● Exercise brief: Count how many lines below contain the word "Alaskans", then give that number alone.

[Records about charts and figures]
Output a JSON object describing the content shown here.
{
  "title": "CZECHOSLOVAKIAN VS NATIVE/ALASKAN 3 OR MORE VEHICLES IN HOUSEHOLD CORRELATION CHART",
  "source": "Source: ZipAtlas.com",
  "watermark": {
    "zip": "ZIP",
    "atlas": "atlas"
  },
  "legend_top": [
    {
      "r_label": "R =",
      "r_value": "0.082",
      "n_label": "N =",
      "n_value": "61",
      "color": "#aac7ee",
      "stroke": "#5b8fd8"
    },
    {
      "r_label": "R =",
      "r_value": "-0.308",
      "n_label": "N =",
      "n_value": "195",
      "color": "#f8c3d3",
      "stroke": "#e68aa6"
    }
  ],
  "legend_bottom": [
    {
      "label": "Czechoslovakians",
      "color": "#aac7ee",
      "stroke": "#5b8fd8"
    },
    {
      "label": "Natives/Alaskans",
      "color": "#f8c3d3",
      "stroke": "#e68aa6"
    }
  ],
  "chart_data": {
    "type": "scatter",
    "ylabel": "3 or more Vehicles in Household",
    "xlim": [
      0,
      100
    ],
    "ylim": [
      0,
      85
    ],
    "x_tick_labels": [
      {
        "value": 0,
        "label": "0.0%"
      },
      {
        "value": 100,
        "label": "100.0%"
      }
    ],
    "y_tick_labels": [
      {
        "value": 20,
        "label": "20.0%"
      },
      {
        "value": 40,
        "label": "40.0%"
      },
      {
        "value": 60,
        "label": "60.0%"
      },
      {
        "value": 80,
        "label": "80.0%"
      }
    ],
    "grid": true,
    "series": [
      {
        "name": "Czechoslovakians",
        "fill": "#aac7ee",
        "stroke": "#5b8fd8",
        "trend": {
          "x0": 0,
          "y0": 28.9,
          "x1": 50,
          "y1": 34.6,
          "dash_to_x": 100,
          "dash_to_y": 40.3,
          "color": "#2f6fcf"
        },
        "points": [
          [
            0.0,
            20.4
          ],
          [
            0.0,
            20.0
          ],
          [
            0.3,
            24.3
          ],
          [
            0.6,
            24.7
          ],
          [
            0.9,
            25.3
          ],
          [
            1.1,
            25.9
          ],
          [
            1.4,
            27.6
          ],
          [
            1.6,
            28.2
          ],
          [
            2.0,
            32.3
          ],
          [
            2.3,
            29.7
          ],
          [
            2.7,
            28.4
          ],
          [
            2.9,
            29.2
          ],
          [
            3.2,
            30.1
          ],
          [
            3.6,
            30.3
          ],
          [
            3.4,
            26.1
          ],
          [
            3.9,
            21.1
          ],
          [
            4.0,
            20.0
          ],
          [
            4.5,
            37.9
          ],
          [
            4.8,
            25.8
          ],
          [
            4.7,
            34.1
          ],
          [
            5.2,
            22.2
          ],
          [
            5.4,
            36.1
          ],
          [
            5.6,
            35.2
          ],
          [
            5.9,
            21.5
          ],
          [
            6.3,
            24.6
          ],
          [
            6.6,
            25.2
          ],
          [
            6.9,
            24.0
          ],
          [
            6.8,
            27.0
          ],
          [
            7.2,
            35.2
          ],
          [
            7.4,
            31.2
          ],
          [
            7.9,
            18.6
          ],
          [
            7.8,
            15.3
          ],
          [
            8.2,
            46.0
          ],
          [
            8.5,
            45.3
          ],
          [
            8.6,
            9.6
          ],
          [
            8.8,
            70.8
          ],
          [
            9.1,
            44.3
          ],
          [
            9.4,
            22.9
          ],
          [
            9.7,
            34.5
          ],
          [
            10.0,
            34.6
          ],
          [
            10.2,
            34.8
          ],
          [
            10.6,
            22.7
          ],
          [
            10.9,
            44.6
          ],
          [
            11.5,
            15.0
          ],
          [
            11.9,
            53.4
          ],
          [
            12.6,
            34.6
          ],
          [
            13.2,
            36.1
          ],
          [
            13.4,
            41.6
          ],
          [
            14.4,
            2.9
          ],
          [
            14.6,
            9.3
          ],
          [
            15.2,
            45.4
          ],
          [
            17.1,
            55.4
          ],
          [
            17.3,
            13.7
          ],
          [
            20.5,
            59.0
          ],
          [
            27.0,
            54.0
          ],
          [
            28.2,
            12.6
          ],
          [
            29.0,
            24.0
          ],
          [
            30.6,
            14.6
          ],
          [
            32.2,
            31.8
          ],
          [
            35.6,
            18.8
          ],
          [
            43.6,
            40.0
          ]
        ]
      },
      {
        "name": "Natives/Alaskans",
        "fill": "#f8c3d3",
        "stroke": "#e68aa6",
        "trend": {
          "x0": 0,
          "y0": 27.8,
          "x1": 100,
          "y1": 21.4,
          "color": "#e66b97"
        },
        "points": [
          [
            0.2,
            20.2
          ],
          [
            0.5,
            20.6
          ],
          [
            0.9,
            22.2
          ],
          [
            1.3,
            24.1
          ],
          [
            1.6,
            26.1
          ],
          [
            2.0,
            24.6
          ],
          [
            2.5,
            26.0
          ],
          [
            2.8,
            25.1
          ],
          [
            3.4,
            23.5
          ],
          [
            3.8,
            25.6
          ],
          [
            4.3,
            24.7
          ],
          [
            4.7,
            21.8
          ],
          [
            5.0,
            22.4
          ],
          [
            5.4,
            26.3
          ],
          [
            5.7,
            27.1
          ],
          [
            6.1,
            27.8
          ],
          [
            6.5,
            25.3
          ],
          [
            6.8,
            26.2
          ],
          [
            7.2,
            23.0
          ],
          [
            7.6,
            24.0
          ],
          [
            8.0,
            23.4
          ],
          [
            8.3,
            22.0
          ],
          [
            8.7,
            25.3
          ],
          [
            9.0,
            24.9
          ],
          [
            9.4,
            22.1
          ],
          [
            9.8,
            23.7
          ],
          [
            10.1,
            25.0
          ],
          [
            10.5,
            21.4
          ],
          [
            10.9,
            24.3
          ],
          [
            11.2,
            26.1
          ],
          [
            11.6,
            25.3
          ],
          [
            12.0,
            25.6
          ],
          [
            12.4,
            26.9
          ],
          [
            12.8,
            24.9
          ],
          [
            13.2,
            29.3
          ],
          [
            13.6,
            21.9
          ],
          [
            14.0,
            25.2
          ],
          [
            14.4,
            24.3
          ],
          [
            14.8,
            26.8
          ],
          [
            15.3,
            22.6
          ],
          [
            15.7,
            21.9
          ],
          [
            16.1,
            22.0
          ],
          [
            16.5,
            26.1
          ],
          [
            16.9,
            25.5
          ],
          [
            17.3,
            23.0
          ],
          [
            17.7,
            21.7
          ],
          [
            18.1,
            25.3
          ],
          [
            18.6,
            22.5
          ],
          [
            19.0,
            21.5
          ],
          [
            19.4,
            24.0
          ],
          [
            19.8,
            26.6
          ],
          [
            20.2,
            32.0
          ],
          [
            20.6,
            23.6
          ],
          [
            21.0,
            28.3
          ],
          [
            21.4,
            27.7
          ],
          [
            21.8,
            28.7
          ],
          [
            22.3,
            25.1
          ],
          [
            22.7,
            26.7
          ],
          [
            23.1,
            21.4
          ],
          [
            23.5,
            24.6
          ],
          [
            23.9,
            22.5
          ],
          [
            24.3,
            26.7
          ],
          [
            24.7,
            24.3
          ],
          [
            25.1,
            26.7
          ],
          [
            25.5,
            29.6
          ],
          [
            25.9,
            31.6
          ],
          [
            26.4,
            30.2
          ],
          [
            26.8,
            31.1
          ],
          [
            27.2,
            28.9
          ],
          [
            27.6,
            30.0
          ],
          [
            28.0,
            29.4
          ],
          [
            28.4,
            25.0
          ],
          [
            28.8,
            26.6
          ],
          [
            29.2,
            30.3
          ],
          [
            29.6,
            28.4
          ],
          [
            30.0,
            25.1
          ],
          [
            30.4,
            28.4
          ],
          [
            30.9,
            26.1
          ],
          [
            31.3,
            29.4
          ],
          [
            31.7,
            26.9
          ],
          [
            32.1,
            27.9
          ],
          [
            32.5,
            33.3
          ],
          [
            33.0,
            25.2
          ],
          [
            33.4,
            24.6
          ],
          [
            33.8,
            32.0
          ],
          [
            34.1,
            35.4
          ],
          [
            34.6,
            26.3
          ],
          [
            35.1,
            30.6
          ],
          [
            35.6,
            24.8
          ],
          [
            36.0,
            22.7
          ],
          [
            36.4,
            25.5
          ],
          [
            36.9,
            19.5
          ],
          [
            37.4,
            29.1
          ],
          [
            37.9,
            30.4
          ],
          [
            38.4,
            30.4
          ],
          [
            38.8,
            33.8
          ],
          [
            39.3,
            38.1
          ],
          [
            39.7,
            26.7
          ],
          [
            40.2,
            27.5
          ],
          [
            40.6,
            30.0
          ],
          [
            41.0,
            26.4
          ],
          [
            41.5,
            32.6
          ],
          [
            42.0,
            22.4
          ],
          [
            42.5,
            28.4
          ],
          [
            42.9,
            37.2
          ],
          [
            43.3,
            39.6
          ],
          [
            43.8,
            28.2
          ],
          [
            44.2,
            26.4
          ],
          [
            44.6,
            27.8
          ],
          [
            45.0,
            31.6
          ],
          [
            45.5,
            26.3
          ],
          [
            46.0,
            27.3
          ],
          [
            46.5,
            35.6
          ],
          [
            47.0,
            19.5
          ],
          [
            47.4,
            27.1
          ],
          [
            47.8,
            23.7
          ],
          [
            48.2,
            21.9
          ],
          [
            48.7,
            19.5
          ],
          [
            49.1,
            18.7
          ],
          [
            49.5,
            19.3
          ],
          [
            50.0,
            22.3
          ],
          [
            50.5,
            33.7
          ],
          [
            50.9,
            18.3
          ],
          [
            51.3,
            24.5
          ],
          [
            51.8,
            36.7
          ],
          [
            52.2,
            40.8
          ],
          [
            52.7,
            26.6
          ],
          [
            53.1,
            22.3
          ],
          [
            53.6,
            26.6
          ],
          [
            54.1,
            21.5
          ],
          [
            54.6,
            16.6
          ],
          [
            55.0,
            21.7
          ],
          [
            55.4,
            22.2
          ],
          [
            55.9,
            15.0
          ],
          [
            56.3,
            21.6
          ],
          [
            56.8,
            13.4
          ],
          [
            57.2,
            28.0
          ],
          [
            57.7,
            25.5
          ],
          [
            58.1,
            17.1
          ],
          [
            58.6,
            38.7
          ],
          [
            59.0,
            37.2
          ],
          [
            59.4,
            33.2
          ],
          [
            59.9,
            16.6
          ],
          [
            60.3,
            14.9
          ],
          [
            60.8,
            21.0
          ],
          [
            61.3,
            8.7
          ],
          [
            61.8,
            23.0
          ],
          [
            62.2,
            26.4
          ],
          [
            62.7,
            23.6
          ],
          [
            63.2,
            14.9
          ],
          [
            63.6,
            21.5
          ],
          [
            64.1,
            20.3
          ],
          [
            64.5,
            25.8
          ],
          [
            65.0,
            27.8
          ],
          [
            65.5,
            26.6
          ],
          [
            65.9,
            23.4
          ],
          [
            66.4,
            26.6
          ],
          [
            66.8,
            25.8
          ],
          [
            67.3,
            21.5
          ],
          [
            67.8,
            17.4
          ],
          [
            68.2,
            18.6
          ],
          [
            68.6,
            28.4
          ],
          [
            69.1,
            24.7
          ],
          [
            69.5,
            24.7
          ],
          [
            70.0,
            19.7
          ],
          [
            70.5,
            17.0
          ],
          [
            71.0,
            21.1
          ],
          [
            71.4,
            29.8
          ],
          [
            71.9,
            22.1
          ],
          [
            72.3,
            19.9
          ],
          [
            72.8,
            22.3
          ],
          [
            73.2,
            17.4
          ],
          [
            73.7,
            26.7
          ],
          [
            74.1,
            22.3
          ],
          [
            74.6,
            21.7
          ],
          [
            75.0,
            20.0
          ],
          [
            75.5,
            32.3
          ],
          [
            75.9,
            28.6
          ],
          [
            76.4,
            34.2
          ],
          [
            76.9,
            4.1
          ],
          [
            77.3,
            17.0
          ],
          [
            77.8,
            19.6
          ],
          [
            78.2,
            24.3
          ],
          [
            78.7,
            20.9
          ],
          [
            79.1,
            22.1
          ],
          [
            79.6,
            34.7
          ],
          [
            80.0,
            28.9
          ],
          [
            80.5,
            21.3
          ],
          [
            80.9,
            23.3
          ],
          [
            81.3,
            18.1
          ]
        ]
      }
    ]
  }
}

==

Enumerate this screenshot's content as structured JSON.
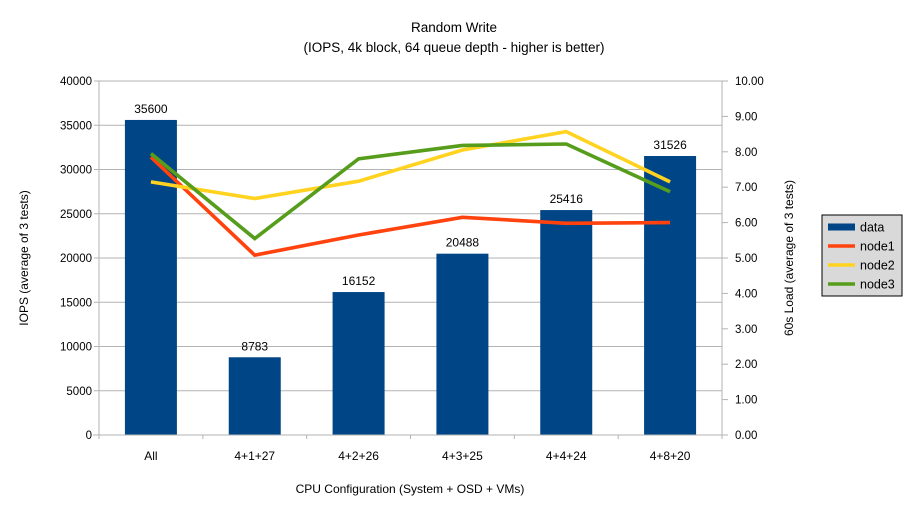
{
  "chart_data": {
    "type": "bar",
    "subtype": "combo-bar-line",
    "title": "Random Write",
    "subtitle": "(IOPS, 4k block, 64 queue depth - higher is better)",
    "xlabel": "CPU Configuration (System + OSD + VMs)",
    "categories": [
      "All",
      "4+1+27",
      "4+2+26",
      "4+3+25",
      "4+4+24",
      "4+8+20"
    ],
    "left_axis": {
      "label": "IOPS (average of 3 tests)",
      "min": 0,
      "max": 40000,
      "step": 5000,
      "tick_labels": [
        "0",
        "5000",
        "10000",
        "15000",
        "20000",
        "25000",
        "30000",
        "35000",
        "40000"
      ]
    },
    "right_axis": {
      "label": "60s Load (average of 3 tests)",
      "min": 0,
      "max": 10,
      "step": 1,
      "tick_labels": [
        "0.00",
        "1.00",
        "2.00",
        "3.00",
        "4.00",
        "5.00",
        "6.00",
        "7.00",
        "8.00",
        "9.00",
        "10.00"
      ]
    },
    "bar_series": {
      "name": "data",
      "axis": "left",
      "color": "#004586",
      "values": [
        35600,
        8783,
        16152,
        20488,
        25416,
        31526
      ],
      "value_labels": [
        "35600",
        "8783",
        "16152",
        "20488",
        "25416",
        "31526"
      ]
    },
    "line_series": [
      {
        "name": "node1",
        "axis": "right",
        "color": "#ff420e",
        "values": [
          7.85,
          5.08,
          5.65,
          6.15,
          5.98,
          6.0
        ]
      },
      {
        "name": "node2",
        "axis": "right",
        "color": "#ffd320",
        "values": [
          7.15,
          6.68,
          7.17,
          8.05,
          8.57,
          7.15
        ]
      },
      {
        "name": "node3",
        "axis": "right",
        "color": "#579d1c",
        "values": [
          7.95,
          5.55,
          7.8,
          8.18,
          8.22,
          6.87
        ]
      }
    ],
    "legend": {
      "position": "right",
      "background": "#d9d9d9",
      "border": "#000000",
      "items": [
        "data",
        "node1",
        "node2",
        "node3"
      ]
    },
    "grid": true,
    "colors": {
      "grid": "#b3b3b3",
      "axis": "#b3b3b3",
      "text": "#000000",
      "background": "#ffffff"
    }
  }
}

● Result of the exercise: 2